▶ _Records_
◇ ◇ ◇ ◇ ◇ ◇ ◇
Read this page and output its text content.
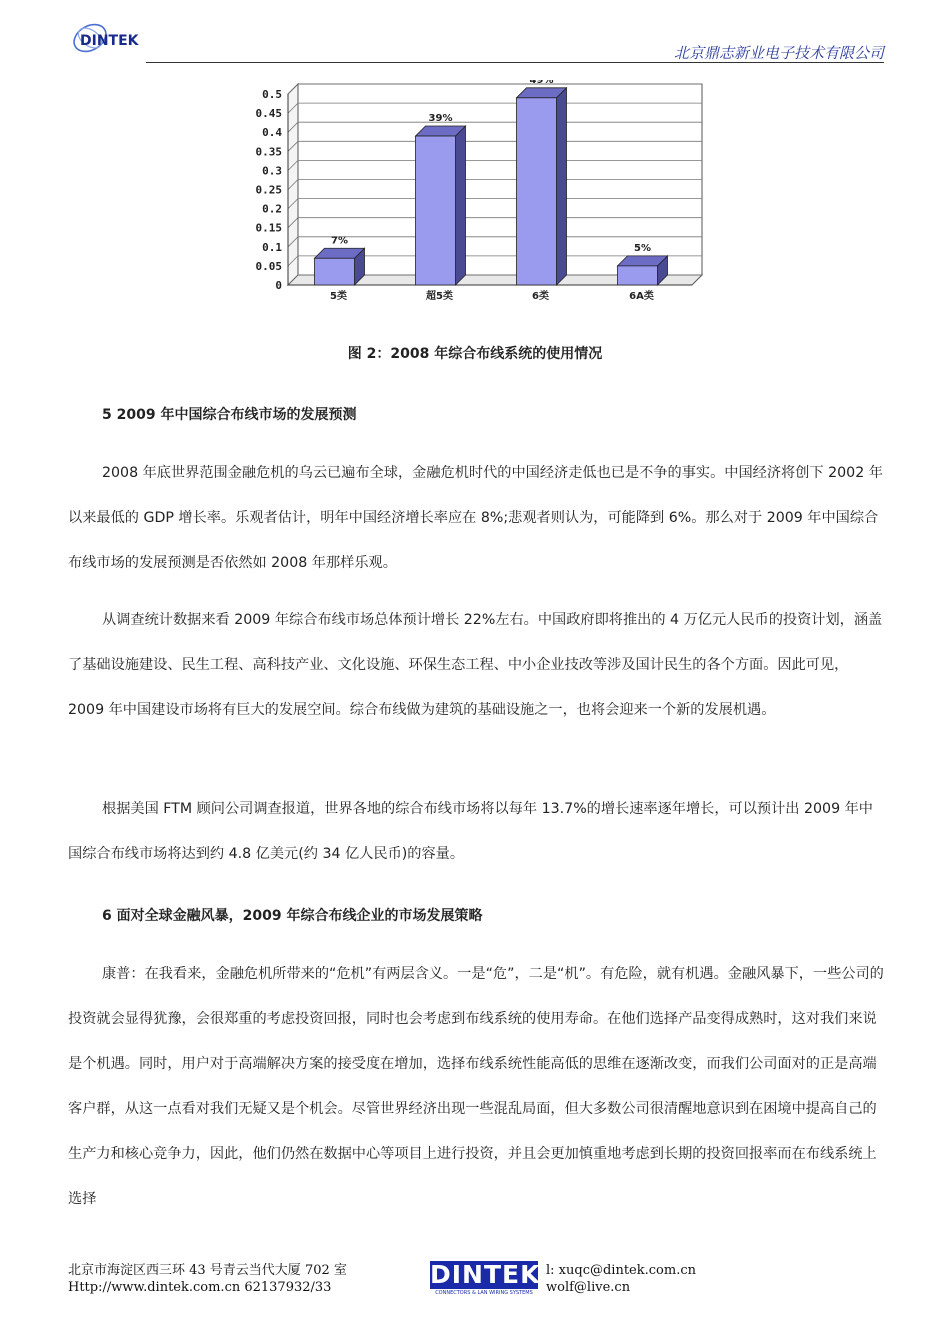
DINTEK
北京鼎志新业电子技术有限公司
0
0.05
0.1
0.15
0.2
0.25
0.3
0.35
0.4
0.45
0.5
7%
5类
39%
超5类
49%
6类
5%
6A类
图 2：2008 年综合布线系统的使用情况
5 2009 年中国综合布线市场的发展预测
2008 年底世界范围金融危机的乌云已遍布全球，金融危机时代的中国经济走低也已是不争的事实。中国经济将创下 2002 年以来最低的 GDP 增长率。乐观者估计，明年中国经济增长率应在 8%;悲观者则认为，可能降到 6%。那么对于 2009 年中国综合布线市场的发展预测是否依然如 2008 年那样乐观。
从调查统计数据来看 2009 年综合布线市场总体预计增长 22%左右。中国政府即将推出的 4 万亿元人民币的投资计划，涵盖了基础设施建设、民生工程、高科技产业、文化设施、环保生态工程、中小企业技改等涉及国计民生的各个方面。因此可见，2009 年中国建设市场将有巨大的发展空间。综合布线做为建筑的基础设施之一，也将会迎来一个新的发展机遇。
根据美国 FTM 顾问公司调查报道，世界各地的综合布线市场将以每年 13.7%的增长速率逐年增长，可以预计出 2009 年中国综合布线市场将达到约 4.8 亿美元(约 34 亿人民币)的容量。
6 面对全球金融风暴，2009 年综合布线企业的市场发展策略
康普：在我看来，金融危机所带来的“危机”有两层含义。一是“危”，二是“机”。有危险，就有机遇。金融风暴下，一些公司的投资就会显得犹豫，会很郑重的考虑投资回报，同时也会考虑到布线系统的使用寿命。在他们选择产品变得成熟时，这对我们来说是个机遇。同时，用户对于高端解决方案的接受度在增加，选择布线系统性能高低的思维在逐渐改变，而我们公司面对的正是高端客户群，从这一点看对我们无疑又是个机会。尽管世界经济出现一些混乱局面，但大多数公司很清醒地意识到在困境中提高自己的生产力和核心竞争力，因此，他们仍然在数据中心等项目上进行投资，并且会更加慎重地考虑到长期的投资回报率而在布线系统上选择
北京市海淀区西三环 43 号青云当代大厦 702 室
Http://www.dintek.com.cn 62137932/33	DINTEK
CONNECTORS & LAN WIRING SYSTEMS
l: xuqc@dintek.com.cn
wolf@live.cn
◇ ◇ ◇ ◇ ◇ ◇ ◇
▶ _Your task_
Print each entry shown above with exact wording and no pictures.

▶ _Result below_
Read this page and output its text content.
DINTEK
北京鼎志新业电子技术有限公司
0
0.05
0.1
0.15
0.2
0.25
0.3
0.35
0.4
0.45
0.5
7%
5类
39%
超5类
49%
6类
5%
6A类
图 2：2008 年综合布线系统的使用情况
5 2009 年中国综合布线市场的发展预测
2008 年底世界范围金融危机的乌云已遍布全球，金融危机时代的中国经济走低也已是不争的事实。中国经济将创下 2002 年以来最低的 GDP 增长率。乐观者估计，明年中国经济增长率应在 8%;悲观者则认为，可能降到 6%。那么对于 2009 年中国综合布线市场的发展预测是否依然如 2008 年那样乐观。
从调查统计数据来看 2009 年综合布线市场总体预计增长 22%左右。中国政府即将推出的 4 万亿元人民币的投资计划，涵盖了基础设施建设、民生工程、高科技产业、文化设施、环保生态工程、中小企业技改等涉及国计民生的各个方面。因此可见，2009 年中国建设市场将有巨大的发展空间。综合布线做为建筑的基础设施之一，也将会迎来一个新的发展机遇。
根据美国 FTM 顾问公司调查报道，世界各地的综合布线市场将以每年 13.7%的增长速率逐年增长，可以预计出 2009 年中国综合布线市场将达到约 4.8 亿美元(约 34 亿人民币)的容量。
6 面对全球金融风暴，2009 年综合布线企业的市场发展策略
康普：在我看来，金融危机所带来的“危机”有两层含义。一是“危”，二是“机”。有危险，就有机遇。金融风暴下，一些公司的投资就会显得犹豫，会很郑重的考虑投资回报，同时也会考虑到布线系统的使用寿命。在他们选择产品变得成熟时，这对我们来说是个机遇。同时，用户对于高端解决方案的接受度在增加，选择布线系统性能高低的思维在逐渐改变，而我们公司面对的正是高端客户群，从这一点看对我们无疑又是个机会。尽管世界经济出现一些混乱局面，但大多数公司很清醒地意识到在困境中提高自己的生产力和核心竞争力，因此，他们仍然在数据中心等项目上进行投资，并且会更加慎重地考虑到长期的投资回报率而在布线系统上选择
北京市海淀区西三环 43 号青云当代大厦 702 室
Http://www.dintek.com.cn 62137932/33	DINTEK
CONNECTORS & LAN WIRING SYSTEMS
l: xuqc@dintek.com.cn
wolf@live.cn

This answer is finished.